What the exercise asks: Copy each line with the word "structured" in it.

Records from a collection of figures

_____

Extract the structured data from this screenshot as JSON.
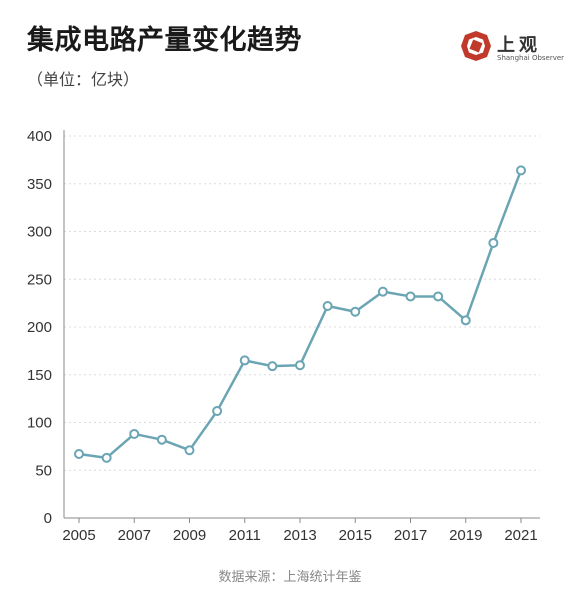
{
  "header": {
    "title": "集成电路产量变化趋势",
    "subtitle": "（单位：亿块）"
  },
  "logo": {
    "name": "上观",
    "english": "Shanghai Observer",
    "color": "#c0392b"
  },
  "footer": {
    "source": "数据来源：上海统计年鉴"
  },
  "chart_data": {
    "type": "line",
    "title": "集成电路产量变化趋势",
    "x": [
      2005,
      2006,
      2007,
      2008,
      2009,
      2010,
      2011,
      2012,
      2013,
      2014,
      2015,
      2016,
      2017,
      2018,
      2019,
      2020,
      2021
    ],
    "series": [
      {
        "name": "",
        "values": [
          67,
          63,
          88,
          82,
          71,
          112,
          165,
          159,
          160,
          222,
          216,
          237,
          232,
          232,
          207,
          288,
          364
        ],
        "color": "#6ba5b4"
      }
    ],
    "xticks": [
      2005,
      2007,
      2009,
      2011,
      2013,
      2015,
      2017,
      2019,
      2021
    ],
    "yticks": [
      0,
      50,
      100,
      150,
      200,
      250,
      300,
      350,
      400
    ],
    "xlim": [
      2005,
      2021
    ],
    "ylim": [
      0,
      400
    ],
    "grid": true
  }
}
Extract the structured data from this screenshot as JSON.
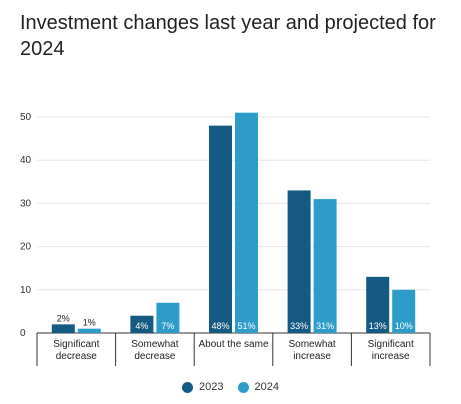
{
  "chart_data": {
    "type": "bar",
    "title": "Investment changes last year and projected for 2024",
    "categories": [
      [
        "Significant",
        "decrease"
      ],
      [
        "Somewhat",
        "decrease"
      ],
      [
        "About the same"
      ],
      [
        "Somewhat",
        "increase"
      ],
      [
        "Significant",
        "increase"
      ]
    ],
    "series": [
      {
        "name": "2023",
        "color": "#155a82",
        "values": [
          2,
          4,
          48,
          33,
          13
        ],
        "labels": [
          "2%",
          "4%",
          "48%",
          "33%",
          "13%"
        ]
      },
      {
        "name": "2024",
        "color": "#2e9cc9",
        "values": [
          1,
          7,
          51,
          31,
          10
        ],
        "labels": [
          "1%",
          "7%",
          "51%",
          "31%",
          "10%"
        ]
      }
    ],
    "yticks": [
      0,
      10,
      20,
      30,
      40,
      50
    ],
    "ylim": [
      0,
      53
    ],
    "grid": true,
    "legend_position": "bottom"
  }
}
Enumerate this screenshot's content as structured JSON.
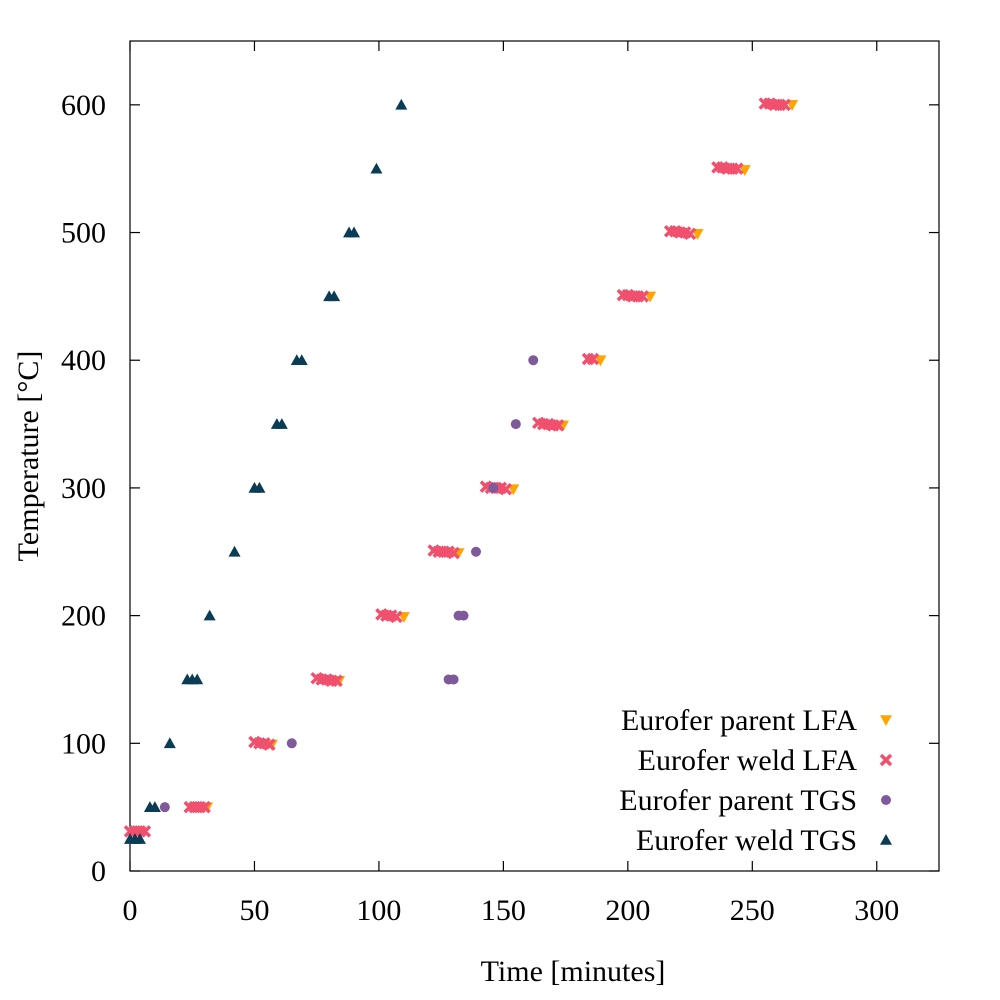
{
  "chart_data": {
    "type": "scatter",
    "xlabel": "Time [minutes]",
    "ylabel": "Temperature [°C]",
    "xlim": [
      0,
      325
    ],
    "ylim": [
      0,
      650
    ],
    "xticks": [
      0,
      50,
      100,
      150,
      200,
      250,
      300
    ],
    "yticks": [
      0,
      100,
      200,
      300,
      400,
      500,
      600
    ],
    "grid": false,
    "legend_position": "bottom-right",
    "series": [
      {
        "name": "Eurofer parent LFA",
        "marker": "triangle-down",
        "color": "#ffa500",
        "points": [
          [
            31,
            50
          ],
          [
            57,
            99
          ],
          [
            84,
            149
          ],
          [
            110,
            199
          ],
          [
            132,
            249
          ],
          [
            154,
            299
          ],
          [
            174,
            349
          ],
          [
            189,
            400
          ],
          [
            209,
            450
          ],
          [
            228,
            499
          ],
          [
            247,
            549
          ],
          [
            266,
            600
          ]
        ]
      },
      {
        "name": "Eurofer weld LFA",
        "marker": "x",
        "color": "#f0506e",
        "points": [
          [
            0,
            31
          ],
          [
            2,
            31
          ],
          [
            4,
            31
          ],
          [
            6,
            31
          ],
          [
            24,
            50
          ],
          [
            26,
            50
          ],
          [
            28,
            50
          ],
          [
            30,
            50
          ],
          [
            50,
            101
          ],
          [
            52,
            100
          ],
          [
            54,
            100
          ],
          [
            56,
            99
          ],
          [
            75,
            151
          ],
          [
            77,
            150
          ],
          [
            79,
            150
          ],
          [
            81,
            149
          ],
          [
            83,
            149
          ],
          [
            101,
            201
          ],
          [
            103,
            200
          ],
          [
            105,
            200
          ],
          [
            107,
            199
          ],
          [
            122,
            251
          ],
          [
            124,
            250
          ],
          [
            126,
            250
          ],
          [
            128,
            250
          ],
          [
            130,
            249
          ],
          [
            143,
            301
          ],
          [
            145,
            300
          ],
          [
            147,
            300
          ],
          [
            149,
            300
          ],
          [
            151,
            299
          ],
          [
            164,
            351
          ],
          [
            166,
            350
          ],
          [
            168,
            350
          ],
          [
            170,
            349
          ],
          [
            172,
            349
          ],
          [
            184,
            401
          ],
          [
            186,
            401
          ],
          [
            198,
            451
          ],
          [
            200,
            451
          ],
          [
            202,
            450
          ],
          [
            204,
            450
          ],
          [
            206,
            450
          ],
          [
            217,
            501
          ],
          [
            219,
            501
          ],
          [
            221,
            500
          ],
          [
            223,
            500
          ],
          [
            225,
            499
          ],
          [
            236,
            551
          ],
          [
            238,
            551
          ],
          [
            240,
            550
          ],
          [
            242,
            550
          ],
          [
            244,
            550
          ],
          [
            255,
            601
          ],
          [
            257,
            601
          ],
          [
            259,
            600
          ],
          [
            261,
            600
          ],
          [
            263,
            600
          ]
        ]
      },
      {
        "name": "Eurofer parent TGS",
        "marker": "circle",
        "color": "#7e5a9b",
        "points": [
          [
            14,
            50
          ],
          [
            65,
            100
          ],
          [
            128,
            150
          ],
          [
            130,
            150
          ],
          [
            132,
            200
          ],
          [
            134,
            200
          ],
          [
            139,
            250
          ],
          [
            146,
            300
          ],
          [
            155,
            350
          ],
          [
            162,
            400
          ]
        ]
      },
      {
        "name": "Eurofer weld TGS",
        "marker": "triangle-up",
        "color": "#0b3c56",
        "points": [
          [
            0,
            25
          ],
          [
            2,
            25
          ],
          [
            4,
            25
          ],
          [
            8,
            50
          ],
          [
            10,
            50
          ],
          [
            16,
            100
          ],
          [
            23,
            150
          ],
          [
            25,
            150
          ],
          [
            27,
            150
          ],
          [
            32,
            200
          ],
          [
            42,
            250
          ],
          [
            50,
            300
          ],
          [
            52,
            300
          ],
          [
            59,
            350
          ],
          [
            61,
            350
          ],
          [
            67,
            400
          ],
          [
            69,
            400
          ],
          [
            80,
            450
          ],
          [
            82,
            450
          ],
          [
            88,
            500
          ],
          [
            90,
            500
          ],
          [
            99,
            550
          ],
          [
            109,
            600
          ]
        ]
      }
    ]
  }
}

_____

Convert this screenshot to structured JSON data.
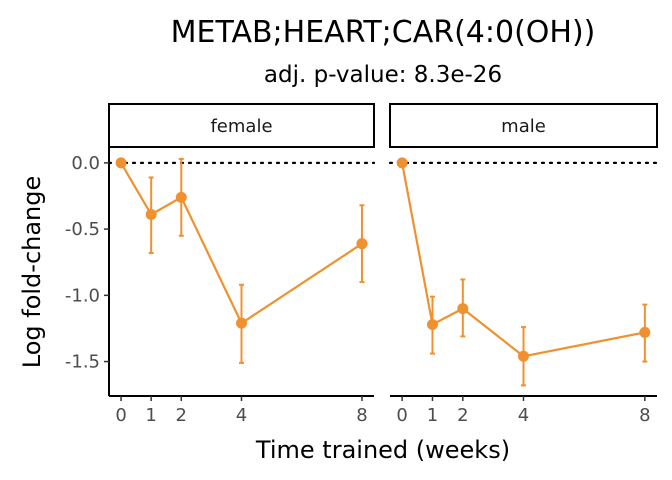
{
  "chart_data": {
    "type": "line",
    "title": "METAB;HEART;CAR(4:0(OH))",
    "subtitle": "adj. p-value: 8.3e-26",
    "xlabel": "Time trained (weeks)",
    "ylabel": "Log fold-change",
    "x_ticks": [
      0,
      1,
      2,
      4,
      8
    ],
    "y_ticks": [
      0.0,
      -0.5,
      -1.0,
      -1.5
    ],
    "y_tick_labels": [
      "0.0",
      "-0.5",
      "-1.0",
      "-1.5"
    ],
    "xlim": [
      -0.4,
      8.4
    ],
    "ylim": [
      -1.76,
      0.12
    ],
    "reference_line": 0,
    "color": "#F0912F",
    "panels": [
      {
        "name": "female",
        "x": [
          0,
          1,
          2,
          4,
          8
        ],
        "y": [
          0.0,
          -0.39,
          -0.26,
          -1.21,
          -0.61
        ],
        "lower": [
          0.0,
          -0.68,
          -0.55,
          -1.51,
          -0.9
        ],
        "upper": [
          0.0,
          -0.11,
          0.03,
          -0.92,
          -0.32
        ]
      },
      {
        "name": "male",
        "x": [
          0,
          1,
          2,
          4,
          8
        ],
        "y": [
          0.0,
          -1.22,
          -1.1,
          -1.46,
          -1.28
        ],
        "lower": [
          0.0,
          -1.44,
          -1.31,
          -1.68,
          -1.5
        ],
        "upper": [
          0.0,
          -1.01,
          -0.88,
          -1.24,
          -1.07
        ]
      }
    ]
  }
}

_____

Finished exercise:
Extract the structured data from this screenshot as JSON.
Extract the structured data from this screenshot as JSON.
Enumerate this screenshot's content as structured JSON.
Convert this screenshot to structured JSON data.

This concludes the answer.